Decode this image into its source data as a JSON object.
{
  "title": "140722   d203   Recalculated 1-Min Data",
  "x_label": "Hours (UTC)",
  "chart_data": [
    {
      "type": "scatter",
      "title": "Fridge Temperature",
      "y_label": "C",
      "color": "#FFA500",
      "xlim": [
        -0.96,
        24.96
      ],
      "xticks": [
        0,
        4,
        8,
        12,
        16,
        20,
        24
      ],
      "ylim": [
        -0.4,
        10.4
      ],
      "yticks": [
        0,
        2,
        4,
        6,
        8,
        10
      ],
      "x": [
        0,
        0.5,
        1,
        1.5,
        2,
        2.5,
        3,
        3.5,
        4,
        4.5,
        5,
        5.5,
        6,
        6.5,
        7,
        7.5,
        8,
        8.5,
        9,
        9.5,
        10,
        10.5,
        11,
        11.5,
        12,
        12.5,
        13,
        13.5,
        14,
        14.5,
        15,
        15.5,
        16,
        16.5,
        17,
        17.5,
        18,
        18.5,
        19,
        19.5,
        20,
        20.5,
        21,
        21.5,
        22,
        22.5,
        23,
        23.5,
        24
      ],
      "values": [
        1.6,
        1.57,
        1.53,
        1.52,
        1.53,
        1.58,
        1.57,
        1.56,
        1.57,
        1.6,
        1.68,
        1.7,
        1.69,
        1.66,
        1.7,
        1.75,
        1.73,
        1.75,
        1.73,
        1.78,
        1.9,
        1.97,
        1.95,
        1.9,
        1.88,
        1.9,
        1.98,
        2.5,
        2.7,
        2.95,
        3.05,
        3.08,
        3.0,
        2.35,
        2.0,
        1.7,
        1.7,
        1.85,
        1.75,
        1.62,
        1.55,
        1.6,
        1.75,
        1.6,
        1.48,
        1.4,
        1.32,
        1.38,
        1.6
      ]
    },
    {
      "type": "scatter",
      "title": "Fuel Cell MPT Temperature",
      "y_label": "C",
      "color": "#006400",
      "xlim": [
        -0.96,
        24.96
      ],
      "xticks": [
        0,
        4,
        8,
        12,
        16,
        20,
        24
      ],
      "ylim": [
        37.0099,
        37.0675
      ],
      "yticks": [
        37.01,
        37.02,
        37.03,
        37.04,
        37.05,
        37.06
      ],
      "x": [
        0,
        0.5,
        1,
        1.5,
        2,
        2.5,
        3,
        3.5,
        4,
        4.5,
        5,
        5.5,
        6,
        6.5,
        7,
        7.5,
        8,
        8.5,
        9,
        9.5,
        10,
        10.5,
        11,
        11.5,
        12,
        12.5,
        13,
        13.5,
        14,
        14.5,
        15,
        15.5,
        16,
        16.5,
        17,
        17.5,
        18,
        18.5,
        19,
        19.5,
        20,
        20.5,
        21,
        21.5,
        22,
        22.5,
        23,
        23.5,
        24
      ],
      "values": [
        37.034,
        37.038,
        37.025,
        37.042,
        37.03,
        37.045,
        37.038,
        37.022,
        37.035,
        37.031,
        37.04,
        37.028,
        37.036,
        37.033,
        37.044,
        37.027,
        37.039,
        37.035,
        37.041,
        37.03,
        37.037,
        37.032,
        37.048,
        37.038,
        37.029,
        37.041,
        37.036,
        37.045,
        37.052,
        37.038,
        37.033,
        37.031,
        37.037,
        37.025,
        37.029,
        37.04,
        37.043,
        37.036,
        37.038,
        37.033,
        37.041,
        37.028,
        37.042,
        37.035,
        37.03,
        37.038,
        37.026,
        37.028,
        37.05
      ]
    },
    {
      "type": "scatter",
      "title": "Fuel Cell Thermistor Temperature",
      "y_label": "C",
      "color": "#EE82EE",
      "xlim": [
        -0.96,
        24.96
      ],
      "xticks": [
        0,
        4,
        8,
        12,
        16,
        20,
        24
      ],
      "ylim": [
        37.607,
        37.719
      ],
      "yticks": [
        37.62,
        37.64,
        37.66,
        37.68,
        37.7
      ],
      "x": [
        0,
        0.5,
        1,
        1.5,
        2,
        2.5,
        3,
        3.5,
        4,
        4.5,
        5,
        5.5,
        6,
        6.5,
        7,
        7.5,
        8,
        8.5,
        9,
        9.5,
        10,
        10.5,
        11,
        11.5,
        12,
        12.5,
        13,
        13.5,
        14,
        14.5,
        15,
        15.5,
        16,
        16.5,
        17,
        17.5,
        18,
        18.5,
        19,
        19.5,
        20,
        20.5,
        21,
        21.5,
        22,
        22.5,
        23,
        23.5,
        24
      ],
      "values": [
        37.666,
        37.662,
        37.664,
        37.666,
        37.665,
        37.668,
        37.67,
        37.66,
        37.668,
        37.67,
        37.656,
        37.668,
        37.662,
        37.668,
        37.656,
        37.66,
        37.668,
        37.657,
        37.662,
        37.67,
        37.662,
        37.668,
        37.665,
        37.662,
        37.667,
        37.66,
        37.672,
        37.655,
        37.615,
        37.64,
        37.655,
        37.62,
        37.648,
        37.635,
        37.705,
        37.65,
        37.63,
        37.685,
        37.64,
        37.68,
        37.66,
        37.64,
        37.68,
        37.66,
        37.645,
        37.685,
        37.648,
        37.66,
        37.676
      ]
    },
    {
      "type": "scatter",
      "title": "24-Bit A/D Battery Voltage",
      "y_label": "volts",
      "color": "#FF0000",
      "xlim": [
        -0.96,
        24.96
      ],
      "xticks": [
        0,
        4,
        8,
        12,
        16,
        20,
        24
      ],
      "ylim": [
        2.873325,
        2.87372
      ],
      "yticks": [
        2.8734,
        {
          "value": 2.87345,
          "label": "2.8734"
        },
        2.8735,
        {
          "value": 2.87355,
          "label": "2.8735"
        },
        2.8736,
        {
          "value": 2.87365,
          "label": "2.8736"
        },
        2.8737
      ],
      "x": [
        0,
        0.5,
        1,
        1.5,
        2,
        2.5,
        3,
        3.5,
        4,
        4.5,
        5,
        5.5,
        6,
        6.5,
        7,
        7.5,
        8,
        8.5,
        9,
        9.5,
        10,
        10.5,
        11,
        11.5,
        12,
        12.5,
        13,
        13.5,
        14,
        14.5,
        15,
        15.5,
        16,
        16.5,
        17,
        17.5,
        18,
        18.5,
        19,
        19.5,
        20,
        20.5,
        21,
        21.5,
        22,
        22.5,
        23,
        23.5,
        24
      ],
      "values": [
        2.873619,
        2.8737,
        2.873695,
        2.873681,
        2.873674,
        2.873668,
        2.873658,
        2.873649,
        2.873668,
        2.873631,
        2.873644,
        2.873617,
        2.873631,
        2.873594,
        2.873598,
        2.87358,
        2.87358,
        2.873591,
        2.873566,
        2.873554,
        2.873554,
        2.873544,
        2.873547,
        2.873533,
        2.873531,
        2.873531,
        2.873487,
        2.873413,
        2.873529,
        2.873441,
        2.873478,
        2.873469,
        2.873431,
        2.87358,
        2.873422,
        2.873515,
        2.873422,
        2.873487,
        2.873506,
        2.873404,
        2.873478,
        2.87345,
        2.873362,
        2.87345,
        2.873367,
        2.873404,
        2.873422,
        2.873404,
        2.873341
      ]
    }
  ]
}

● Work to be completed:
Using the listing above, retype each line exactly.

● Answer to this task:
Decode this image into its source data as a JSON object.
{
  "title": "140722   d203   Recalculated 1-Min Data",
  "x_label": "Hours (UTC)",
  "chart_data": [
    {
      "type": "scatter",
      "title": "Fridge Temperature",
      "y_label": "C",
      "color": "#FFA500",
      "xlim": [
        -0.96,
        24.96
      ],
      "xticks": [
        0,
        4,
        8,
        12,
        16,
        20,
        24
      ],
      "ylim": [
        -0.4,
        10.4
      ],
      "yticks": [
        0,
        2,
        4,
        6,
        8,
        10
      ],
      "x": [
        0,
        0.5,
        1,
        1.5,
        2,
        2.5,
        3,
        3.5,
        4,
        4.5,
        5,
        5.5,
        6,
        6.5,
        7,
        7.5,
        8,
        8.5,
        9,
        9.5,
        10,
        10.5,
        11,
        11.5,
        12,
        12.5,
        13,
        13.5,
        14,
        14.5,
        15,
        15.5,
        16,
        16.5,
        17,
        17.5,
        18,
        18.5,
        19,
        19.5,
        20,
        20.5,
        21,
        21.5,
        22,
        22.5,
        23,
        23.5,
        24
      ],
      "values": [
        1.6,
        1.57,
        1.53,
        1.52,
        1.53,
        1.58,
        1.57,
        1.56,
        1.57,
        1.6,
        1.68,
        1.7,
        1.69,
        1.66,
        1.7,
        1.75,
        1.73,
        1.75,
        1.73,
        1.78,
        1.9,
        1.97,
        1.95,
        1.9,
        1.88,
        1.9,
        1.98,
        2.5,
        2.7,
        2.95,
        3.05,
        3.08,
        3.0,
        2.35,
        2.0,
        1.7,
        1.7,
        1.85,
        1.75,
        1.62,
        1.55,
        1.6,
        1.75,
        1.6,
        1.48,
        1.4,
        1.32,
        1.38,
        1.6
      ]
    },
    {
      "type": "scatter",
      "title": "Fuel Cell MPT Temperature",
      "y_label": "C",
      "color": "#006400",
      "xlim": [
        -0.96,
        24.96
      ],
      "xticks": [
        0,
        4,
        8,
        12,
        16,
        20,
        24
      ],
      "ylim": [
        37.0099,
        37.0675
      ],
      "yticks": [
        37.01,
        37.02,
        37.03,
        37.04,
        37.05,
        37.06
      ],
      "x": [
        0,
        0.5,
        1,
        1.5,
        2,
        2.5,
        3,
        3.5,
        4,
        4.5,
        5,
        5.5,
        6,
        6.5,
        7,
        7.5,
        8,
        8.5,
        9,
        9.5,
        10,
        10.5,
        11,
        11.5,
        12,
        12.5,
        13,
        13.5,
        14,
        14.5,
        15,
        15.5,
        16,
        16.5,
        17,
        17.5,
        18,
        18.5,
        19,
        19.5,
        20,
        20.5,
        21,
        21.5,
        22,
        22.5,
        23,
        23.5,
        24
      ],
      "values": [
        37.034,
        37.038,
        37.025,
        37.042,
        37.03,
        37.045,
        37.038,
        37.022,
        37.035,
        37.031,
        37.04,
        37.028,
        37.036,
        37.033,
        37.044,
        37.027,
        37.039,
        37.035,
        37.041,
        37.03,
        37.037,
        37.032,
        37.048,
        37.038,
        37.029,
        37.041,
        37.036,
        37.045,
        37.052,
        37.038,
        37.033,
        37.031,
        37.037,
        37.025,
        37.029,
        37.04,
        37.043,
        37.036,
        37.038,
        37.033,
        37.041,
        37.028,
        37.042,
        37.035,
        37.03,
        37.038,
        37.026,
        37.028,
        37.05
      ]
    },
    {
      "type": "scatter",
      "title": "Fuel Cell Thermistor Temperature",
      "y_label": "C",
      "color": "#EE82EE",
      "xlim": [
        -0.96,
        24.96
      ],
      "xticks": [
        0,
        4,
        8,
        12,
        16,
        20,
        24
      ],
      "ylim": [
        37.607,
        37.719
      ],
      "yticks": [
        37.62,
        37.64,
        37.66,
        37.68,
        37.7
      ],
      "x": [
        0,
        0.5,
        1,
        1.5,
        2,
        2.5,
        3,
        3.5,
        4,
        4.5,
        5,
        5.5,
        6,
        6.5,
        7,
        7.5,
        8,
        8.5,
        9,
        9.5,
        10,
        10.5,
        11,
        11.5,
        12,
        12.5,
        13,
        13.5,
        14,
        14.5,
        15,
        15.5,
        16,
        16.5,
        17,
        17.5,
        18,
        18.5,
        19,
        19.5,
        20,
        20.5,
        21,
        21.5,
        22,
        22.5,
        23,
        23.5,
        24
      ],
      "values": [
        37.666,
        37.662,
        37.664,
        37.666,
        37.665,
        37.668,
        37.67,
        37.66,
        37.668,
        37.67,
        37.656,
        37.668,
        37.662,
        37.668,
        37.656,
        37.66,
        37.668,
        37.657,
        37.662,
        37.67,
        37.662,
        37.668,
        37.665,
        37.662,
        37.667,
        37.66,
        37.672,
        37.655,
        37.615,
        37.64,
        37.655,
        37.62,
        37.648,
        37.635,
        37.705,
        37.65,
        37.63,
        37.685,
        37.64,
        37.68,
        37.66,
        37.64,
        37.68,
        37.66,
        37.645,
        37.685,
        37.648,
        37.66,
        37.676
      ]
    },
    {
      "type": "scatter",
      "title": "24-Bit A/D Battery Voltage",
      "y_label": "volts",
      "color": "#FF0000",
      "xlim": [
        -0.96,
        24.96
      ],
      "xticks": [
        0,
        4,
        8,
        12,
        16,
        20,
        24
      ],
      "ylim": [
        2.873325,
        2.87372
      ],
      "yticks": [
        2.8734,
        {
          "value": 2.87345,
          "label": "2.8734"
        },
        2.8735,
        {
          "value": 2.87355,
          "label": "2.8735"
        },
        2.8736,
        {
          "value": 2.87365,
          "label": "2.8736"
        },
        2.8737
      ],
      "x": [
        0,
        0.5,
        1,
        1.5,
        2,
        2.5,
        3,
        3.5,
        4,
        4.5,
        5,
        5.5,
        6,
        6.5,
        7,
        7.5,
        8,
        8.5,
        9,
        9.5,
        10,
        10.5,
        11,
        11.5,
        12,
        12.5,
        13,
        13.5,
        14,
        14.5,
        15,
        15.5,
        16,
        16.5,
        17,
        17.5,
        18,
        18.5,
        19,
        19.5,
        20,
        20.5,
        21,
        21.5,
        22,
        22.5,
        23,
        23.5,
        24
      ],
      "values": [
        2.873619,
        2.8737,
        2.873695,
        2.873681,
        2.873674,
        2.873668,
        2.873658,
        2.873649,
        2.873668,
        2.873631,
        2.873644,
        2.873617,
        2.873631,
        2.873594,
        2.873598,
        2.87358,
        2.87358,
        2.873591,
        2.873566,
        2.873554,
        2.873554,
        2.873544,
        2.873547,
        2.873533,
        2.873531,
        2.873531,
        2.873487,
        2.873413,
        2.873529,
        2.873441,
        2.873478,
        2.873469,
        2.873431,
        2.87358,
        2.873422,
        2.873515,
        2.873422,
        2.873487,
        2.873506,
        2.873404,
        2.873478,
        2.87345,
        2.873362,
        2.87345,
        2.873367,
        2.873404,
        2.873422,
        2.873404,
        2.873341
      ]
    }
  ]
}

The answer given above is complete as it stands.